◆ **Exercise**: Extract each line of the records below that contains the word "image".

[Data excerpts]
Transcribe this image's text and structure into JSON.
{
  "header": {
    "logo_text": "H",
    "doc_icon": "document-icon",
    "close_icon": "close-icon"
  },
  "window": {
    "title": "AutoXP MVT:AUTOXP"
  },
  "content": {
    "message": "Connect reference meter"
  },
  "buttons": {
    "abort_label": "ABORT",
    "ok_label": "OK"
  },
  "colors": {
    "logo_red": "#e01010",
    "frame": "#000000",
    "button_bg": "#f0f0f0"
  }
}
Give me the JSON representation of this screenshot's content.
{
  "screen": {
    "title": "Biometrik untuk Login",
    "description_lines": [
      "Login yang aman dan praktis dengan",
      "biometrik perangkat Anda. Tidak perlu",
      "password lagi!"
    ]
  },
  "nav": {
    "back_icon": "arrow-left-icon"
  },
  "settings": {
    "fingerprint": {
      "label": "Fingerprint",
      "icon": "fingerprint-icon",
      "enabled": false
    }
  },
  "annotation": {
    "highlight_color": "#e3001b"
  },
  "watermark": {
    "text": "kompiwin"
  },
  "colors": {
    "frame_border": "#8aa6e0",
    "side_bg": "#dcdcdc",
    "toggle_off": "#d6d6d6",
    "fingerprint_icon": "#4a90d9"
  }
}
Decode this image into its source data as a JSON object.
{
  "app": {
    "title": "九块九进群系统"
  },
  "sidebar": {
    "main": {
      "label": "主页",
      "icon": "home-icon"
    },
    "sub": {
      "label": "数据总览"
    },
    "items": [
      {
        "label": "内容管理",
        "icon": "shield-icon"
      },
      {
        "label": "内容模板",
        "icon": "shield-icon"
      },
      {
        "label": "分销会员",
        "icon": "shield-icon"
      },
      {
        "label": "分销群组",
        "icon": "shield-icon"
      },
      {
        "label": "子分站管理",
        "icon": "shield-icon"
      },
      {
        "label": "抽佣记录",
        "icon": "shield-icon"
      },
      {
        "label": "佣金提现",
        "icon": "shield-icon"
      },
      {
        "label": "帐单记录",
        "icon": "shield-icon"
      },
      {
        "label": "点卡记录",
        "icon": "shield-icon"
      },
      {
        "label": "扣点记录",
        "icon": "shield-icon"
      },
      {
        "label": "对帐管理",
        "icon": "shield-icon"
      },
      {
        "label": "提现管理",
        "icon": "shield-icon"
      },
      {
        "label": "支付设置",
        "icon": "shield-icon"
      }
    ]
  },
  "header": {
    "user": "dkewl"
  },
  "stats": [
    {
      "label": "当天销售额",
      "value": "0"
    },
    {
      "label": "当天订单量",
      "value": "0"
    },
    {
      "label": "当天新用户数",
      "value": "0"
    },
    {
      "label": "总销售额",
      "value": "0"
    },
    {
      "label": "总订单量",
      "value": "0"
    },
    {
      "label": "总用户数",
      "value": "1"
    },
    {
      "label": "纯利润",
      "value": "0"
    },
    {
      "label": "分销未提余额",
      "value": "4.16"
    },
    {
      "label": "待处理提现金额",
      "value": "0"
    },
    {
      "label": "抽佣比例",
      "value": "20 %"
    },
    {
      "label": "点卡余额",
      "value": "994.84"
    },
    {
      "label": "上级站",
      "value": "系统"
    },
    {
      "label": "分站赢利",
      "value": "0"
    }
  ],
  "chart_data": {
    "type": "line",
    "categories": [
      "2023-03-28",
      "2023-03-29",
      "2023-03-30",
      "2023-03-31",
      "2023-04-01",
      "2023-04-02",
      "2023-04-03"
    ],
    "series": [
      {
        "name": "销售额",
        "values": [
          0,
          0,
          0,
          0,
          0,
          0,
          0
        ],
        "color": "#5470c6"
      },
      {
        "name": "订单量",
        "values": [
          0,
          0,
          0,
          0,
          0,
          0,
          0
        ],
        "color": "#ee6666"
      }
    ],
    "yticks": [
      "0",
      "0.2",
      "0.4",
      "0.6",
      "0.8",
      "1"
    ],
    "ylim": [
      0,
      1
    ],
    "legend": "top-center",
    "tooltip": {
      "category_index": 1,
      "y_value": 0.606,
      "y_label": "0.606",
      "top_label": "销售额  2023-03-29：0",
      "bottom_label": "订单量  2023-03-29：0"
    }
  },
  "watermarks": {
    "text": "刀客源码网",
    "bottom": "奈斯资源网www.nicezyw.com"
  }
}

◆ **Solution below**:
Transcribe this image's text and structure into JSON.
Decode this image into its source data as a JSON object.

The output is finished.